* Problem to work on *
Switch each "interactable" to "clickable" in the records, starting at the first line and going on through the line with "back-arrow-icon[interactable] (53, 126, 101, 190)", and return only those lines, otherwise unchanged.

* Raw records *
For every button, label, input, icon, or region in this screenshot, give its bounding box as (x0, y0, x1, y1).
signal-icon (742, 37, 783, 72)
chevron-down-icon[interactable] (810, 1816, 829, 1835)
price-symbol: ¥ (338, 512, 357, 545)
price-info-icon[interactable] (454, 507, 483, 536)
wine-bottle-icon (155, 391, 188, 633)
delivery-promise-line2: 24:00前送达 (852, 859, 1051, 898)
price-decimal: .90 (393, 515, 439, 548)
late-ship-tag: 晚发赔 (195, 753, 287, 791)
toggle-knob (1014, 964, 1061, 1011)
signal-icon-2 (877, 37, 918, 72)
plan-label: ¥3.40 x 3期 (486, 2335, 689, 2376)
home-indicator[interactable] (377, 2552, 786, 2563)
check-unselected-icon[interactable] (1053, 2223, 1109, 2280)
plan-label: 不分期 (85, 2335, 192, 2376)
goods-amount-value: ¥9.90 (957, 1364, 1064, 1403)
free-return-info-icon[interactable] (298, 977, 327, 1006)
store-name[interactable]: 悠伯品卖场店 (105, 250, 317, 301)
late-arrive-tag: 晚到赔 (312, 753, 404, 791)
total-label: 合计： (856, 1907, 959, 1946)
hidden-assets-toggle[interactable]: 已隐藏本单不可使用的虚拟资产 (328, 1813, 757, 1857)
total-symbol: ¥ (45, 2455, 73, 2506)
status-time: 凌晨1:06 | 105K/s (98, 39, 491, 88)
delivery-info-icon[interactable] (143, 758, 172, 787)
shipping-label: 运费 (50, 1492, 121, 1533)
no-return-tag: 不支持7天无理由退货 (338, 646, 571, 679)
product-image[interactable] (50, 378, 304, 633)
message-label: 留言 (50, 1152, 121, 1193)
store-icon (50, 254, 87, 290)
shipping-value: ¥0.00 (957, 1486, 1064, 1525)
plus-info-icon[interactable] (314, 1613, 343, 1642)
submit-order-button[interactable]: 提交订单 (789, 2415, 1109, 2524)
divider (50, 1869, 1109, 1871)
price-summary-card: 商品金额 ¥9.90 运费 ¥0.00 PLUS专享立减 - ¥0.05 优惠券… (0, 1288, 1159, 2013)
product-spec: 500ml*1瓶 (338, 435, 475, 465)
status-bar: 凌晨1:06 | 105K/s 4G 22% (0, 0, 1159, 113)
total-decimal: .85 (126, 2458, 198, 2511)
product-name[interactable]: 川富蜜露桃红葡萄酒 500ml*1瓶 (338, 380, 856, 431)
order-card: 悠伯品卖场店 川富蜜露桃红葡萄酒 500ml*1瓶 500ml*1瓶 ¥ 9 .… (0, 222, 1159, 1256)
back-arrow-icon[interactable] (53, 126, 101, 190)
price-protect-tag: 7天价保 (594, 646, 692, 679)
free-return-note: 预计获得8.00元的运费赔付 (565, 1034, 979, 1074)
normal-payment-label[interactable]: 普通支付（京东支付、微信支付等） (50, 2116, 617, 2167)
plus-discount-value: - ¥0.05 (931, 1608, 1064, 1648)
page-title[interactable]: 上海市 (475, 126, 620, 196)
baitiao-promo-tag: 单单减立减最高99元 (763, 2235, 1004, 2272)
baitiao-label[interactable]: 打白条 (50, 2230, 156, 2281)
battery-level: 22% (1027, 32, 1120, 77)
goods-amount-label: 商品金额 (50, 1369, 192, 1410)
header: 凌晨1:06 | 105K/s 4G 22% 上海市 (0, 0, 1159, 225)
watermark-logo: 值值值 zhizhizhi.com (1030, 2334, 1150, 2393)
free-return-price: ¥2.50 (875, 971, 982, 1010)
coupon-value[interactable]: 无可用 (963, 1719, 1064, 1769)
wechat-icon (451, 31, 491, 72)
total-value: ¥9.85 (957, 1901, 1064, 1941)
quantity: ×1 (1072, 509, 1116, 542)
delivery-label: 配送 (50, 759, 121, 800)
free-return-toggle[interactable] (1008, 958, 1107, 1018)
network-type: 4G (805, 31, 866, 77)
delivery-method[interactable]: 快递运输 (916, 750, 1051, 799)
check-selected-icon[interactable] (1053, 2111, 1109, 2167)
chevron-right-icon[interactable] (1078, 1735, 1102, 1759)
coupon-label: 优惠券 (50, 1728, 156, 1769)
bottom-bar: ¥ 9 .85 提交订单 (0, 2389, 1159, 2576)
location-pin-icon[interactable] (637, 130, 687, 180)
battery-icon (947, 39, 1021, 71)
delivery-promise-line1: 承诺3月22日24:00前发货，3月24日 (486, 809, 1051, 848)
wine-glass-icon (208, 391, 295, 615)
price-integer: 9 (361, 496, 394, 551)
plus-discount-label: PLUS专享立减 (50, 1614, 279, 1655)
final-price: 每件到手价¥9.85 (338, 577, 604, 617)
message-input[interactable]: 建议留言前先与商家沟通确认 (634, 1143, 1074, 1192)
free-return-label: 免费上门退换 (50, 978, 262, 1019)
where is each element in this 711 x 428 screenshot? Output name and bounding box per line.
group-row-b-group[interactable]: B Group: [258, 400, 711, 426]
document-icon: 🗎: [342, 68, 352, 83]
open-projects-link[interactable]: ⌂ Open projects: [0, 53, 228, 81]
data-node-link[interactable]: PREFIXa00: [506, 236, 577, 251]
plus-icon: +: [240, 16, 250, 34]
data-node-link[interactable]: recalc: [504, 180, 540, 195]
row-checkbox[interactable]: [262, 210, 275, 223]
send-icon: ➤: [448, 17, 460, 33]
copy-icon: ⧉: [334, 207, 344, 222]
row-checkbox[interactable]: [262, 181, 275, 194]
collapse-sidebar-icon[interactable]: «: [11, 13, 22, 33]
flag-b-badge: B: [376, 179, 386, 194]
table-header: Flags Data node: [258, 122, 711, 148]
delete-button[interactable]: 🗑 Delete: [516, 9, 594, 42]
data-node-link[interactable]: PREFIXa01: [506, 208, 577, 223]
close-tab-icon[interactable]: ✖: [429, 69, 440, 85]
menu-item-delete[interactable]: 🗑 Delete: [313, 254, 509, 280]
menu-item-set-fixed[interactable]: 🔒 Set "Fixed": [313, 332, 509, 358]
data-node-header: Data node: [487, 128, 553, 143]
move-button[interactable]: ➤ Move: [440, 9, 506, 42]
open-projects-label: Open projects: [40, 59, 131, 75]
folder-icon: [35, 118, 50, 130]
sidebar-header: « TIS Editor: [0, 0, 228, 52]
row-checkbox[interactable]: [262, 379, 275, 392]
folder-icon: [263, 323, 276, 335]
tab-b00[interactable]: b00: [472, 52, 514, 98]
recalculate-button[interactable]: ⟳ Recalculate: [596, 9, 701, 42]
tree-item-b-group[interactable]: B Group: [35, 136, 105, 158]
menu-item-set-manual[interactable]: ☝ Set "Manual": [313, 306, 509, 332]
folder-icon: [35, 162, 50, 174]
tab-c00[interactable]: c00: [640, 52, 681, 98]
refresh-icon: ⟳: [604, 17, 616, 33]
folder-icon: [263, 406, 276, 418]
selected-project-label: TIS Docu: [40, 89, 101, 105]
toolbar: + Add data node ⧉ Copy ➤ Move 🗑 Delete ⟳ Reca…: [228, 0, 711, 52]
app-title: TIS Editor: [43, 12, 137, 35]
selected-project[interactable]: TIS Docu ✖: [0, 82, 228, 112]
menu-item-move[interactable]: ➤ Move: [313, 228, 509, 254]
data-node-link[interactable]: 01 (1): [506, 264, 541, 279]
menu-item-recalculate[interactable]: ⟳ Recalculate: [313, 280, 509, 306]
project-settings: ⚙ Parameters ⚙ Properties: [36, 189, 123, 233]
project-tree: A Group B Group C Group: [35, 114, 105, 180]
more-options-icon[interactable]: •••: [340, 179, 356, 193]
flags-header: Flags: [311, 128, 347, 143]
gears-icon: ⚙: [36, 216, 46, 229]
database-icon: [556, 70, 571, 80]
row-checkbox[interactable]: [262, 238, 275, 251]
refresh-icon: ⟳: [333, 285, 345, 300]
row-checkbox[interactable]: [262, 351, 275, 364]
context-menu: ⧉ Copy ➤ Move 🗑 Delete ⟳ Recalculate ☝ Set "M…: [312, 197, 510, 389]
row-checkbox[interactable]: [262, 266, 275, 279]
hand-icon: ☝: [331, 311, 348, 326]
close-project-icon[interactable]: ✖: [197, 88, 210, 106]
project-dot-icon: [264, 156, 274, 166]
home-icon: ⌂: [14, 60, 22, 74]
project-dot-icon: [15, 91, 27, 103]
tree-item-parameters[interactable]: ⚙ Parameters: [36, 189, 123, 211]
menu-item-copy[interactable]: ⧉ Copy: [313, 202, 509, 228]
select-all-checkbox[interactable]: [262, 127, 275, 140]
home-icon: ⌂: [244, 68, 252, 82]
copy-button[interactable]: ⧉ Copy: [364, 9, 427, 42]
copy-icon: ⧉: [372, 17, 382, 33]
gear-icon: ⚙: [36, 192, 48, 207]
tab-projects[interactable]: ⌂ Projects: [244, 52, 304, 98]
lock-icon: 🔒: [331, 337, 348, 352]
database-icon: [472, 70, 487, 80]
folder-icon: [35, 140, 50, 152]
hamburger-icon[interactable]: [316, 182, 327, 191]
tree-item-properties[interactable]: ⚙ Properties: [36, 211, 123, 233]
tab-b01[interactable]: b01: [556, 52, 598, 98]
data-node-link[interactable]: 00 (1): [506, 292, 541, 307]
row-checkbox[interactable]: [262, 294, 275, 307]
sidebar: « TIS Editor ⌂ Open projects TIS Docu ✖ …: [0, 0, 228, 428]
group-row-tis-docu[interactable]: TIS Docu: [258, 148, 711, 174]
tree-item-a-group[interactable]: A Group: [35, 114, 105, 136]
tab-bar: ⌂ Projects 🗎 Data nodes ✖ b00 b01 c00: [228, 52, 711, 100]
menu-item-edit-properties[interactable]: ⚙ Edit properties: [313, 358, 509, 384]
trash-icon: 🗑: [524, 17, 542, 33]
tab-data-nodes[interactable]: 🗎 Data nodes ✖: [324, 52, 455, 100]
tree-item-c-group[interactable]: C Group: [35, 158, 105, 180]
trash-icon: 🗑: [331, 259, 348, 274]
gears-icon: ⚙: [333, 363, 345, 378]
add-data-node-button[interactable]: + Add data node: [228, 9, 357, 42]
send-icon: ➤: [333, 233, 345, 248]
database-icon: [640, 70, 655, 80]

* Written response *
For every button, label, input, icon, or region in this screenshot, give its bounding box as (x0, y0, x1, y1).
signal-icon (742, 37, 783, 72)
chevron-down-icon[clickable] (810, 1816, 829, 1835)
price-symbol: ¥ (338, 512, 357, 545)
price-info-icon[clickable] (454, 507, 483, 536)
wine-bottle-icon (155, 391, 188, 633)
delivery-promise-line2: 24:00前送达 (852, 859, 1051, 898)
price-decimal: .90 (393, 515, 439, 548)
late-ship-tag: 晚发赔 (195, 753, 287, 791)
toggle-knob (1014, 964, 1061, 1011)
signal-icon-2 (877, 37, 918, 72)
plan-label: ¥3.40 x 3期 (486, 2335, 689, 2376)
home-indicator[clickable] (377, 2552, 786, 2563)
check-unselected-icon[clickable] (1053, 2223, 1109, 2280)
plan-label: 不分期 (85, 2335, 192, 2376)
goods-amount-value: ¥9.90 (957, 1364, 1064, 1403)
free-return-info-icon[clickable] (298, 977, 327, 1006)
store-name[clickable]: 悠伯品卖场店 (105, 250, 317, 301)
late-arrive-tag: 晚到赔 (312, 753, 404, 791)
total-label: 合计： (856, 1907, 959, 1946)
hidden-assets-toggle[clickable]: 已隐藏本单不可使用的虚拟资产 (328, 1813, 757, 1857)
total-symbol: ¥ (45, 2455, 73, 2506)
status-time: 凌晨1:06 | 105K/s (98, 39, 491, 88)
delivery-info-icon[clickable] (143, 758, 172, 787)
shipping-label: 运费 (50, 1492, 121, 1533)
no-return-tag: 不支持7天无理由退货 (338, 646, 571, 679)
product-image[clickable] (50, 378, 304, 633)
message-label: 留言 (50, 1152, 121, 1193)
store-icon (50, 254, 87, 290)
shipping-value: ¥0.00 (957, 1486, 1064, 1525)
plus-info-icon[clickable] (314, 1613, 343, 1642)
submit-order-button[clickable]: 提交订单 (789, 2415, 1109, 2524)
divider (50, 1869, 1109, 1871)
price-summary-card: 商品金额 ¥9.90 运费 ¥0.00 PLUS专享立减 - ¥0.05 优惠券… (0, 1288, 1159, 2013)
product-spec: 500ml*1瓶 (338, 435, 475, 465)
status-bar: 凌晨1:06 | 105K/s 4G 22% (0, 0, 1159, 113)
total-decimal: .85 (126, 2458, 198, 2511)
product-name[clickable]: 川富蜜露桃红葡萄酒 500ml*1瓶 (338, 380, 856, 431)
order-card: 悠伯品卖场店 川富蜜露桃红葡萄酒 500ml*1瓶 500ml*1瓶 ¥ 9 .… (0, 222, 1159, 1256)
back-arrow-icon[clickable] (53, 126, 101, 190)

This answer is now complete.